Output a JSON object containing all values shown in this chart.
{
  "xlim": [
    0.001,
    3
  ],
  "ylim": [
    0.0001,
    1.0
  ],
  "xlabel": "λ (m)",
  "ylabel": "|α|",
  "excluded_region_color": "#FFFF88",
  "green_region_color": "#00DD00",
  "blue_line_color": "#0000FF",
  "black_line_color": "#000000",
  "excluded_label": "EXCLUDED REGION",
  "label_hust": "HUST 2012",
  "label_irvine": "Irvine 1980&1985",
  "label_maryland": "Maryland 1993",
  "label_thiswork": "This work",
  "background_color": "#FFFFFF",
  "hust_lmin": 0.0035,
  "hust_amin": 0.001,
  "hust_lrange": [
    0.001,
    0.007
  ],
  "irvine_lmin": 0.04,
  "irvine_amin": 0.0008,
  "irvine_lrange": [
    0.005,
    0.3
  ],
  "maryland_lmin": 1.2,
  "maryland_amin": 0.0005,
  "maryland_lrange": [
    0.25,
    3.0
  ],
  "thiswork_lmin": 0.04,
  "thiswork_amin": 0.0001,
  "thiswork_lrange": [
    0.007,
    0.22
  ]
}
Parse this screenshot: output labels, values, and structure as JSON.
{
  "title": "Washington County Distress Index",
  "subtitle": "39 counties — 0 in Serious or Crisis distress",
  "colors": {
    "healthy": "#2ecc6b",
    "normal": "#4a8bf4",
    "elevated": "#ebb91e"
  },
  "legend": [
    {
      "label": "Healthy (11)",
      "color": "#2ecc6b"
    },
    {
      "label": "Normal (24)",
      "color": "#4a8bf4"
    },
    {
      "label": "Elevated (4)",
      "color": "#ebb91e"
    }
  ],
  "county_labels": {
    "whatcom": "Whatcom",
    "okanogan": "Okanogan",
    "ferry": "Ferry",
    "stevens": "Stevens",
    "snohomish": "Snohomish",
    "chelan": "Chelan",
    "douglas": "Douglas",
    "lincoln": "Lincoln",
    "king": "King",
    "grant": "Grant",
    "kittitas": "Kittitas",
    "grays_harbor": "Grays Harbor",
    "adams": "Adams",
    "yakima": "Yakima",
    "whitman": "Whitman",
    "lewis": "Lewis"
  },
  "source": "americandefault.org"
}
━━━━━━━━━━━━━━━━
What is asked.
In the entries above, find every line with the word "values" and list it.

Task response.
Output a JSON object containing all values shown in this chart.
Parse this screenshot: output labels, values, and structure as JSON.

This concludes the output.